(Recorded data)
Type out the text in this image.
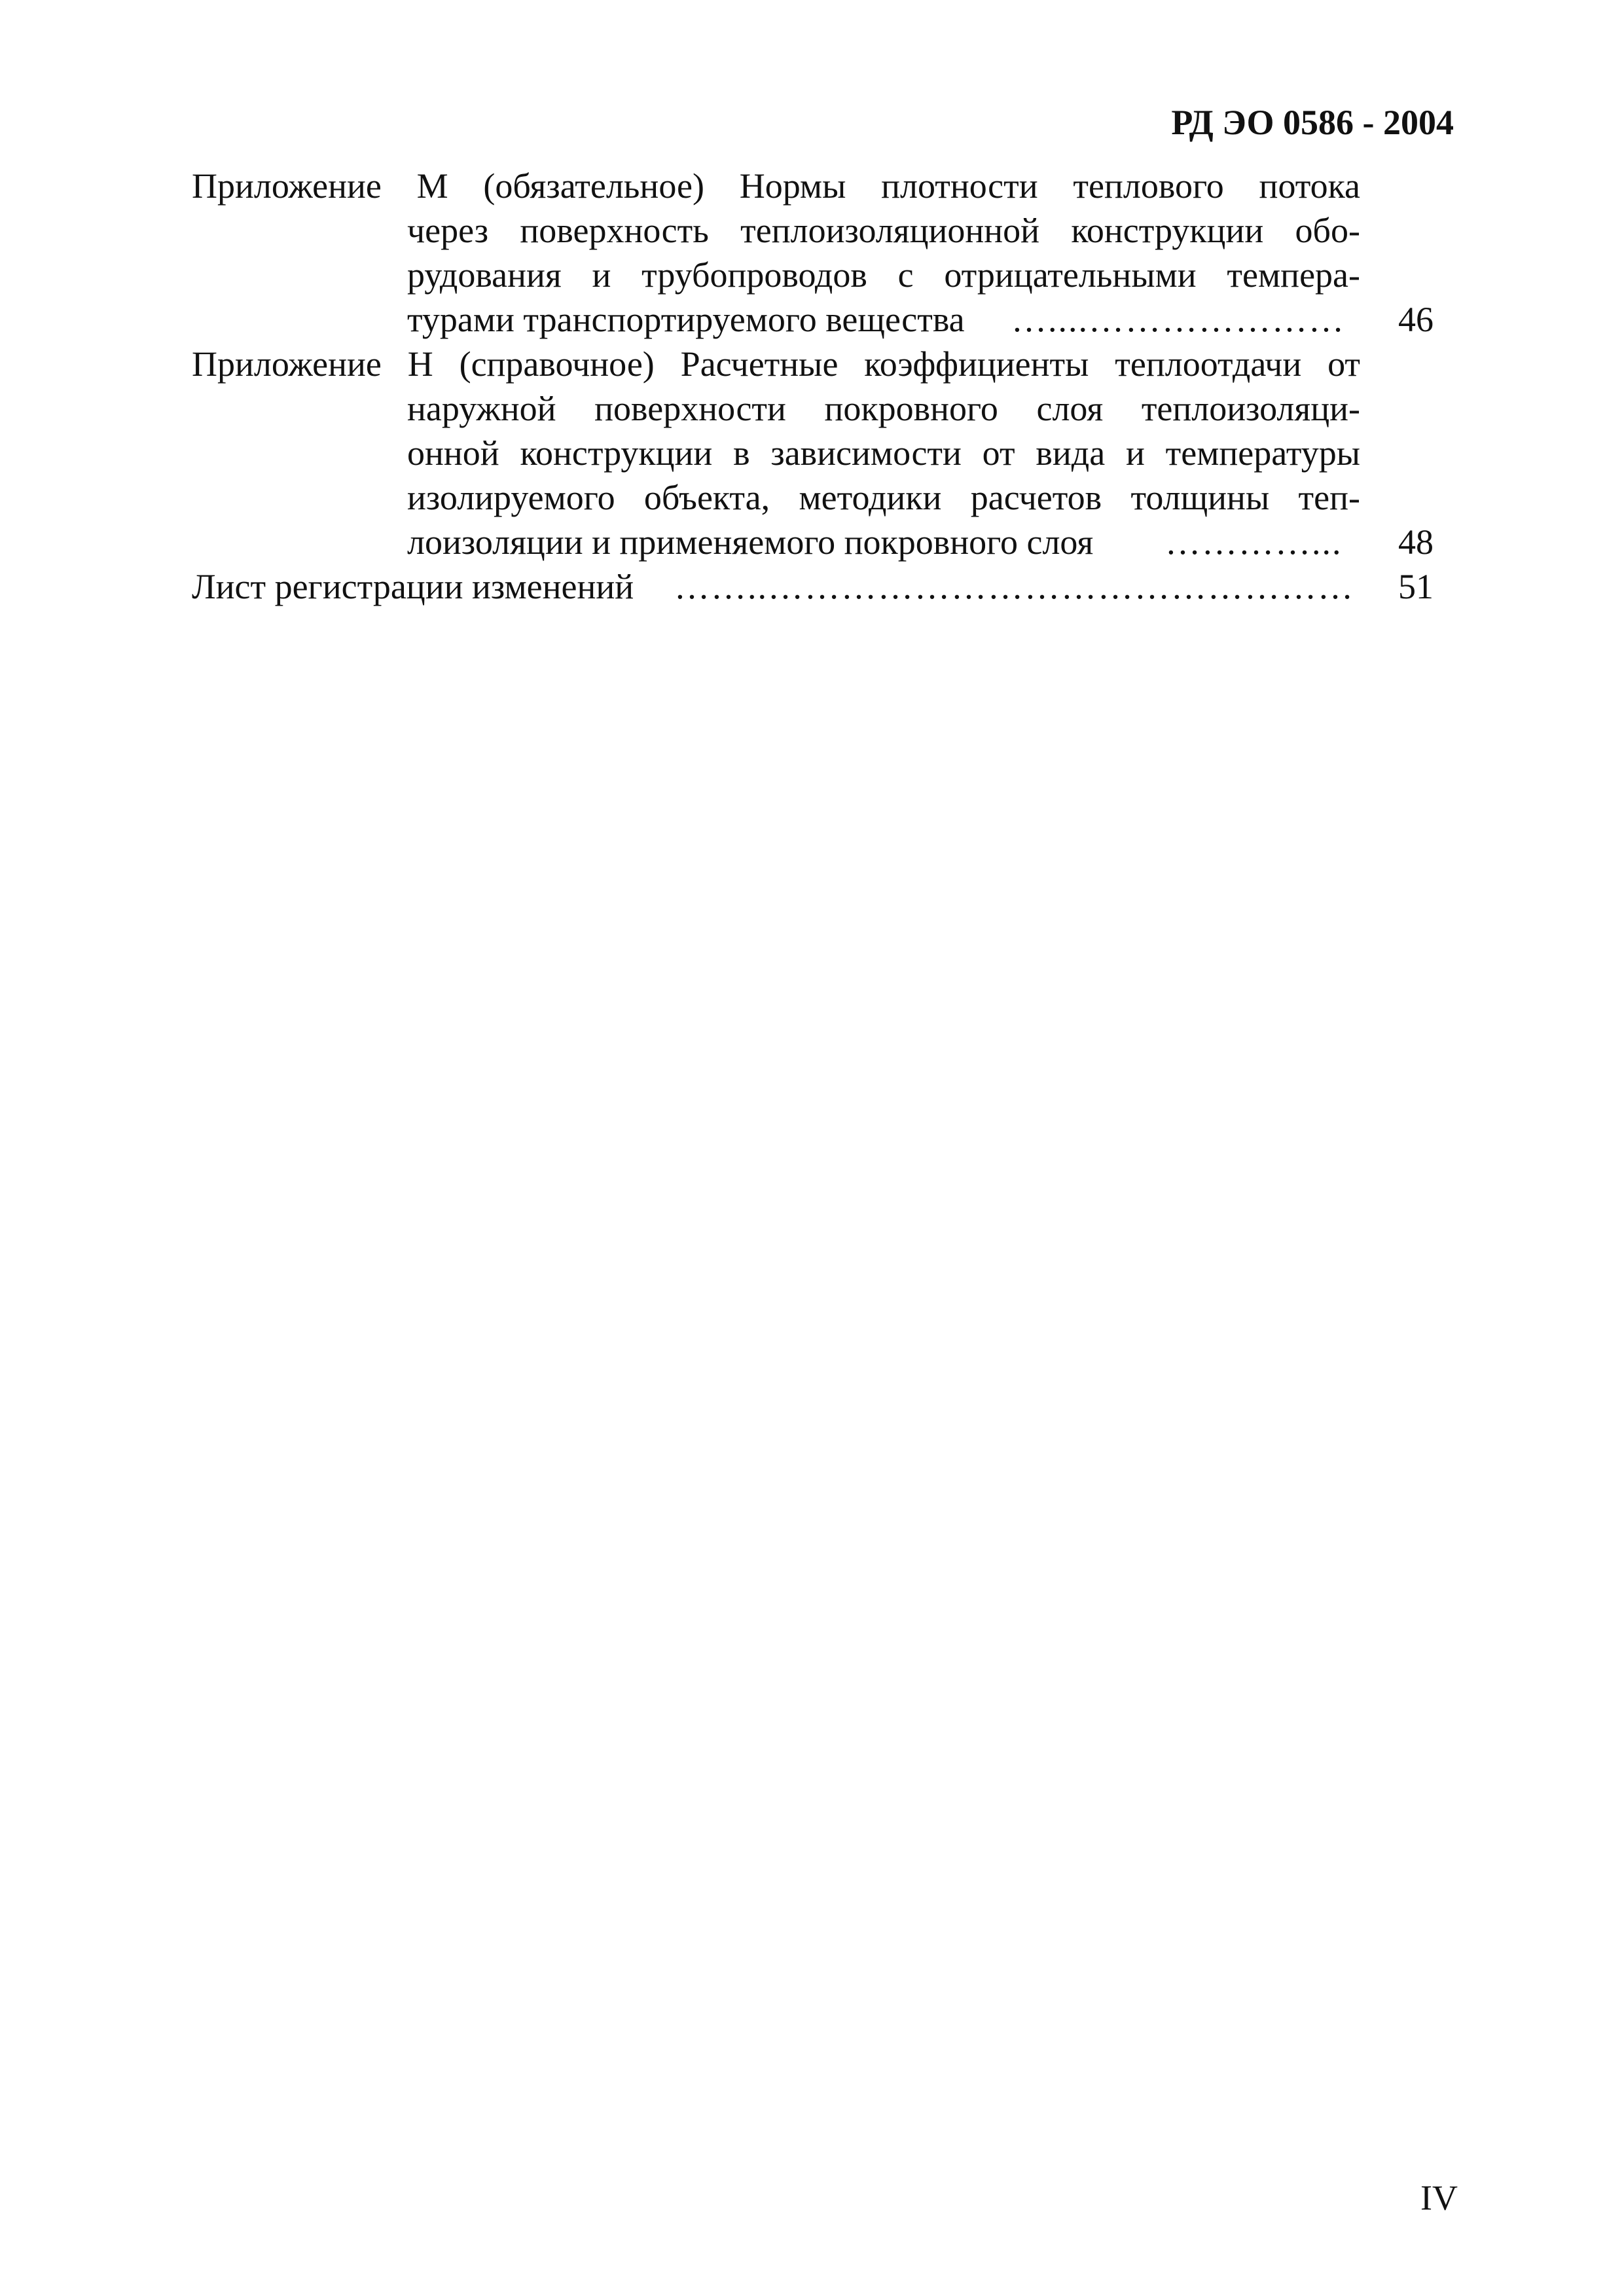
РД ЭО 0586 - 2004
Приложение М (обязательное) Нормы плотности теплового потока
через поверхность теплоизоляционной конструкции обо-
рудования и трубопроводов с отрицательными темпера-
турами транспортируемого вещества …....…………………	46
Приложение Н (справочное) Расчетные коэффициенты теплоотдачи от
наружной поверхности покровного слоя теплоизоляци-
онной конструкции в зависимости от вида и температуры
изолируемого объекта, методики расчетов толщины теп-
лоизоляции и применяемого покровного слоя …………...	48
Лист регистрации изменений ……..…………………………………………	51
IV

● THE REQUEST
Reproduce the entries above word for word. Pictures stay out.

● TASK SOLUTION
Type out the text in this image.
РД ЭО 0586 - 2004
Приложение М (обязательное) Нормы плотности теплового потока
через поверхность теплоизоляционной конструкции обо-
рудования и трубопроводов с отрицательными темпера-
турами транспортируемого вещества …....…………………	46
Приложение Н (справочное) Расчетные коэффициенты теплоотдачи от
наружной поверхности покровного слоя теплоизоляци-
онной конструкции в зависимости от вида и температуры
изолируемого объекта, методики расчетов толщины теп-
лоизоляции и применяемого покровного слоя …………...	48
Лист регистрации изменений ……..…………………………………………	51
IV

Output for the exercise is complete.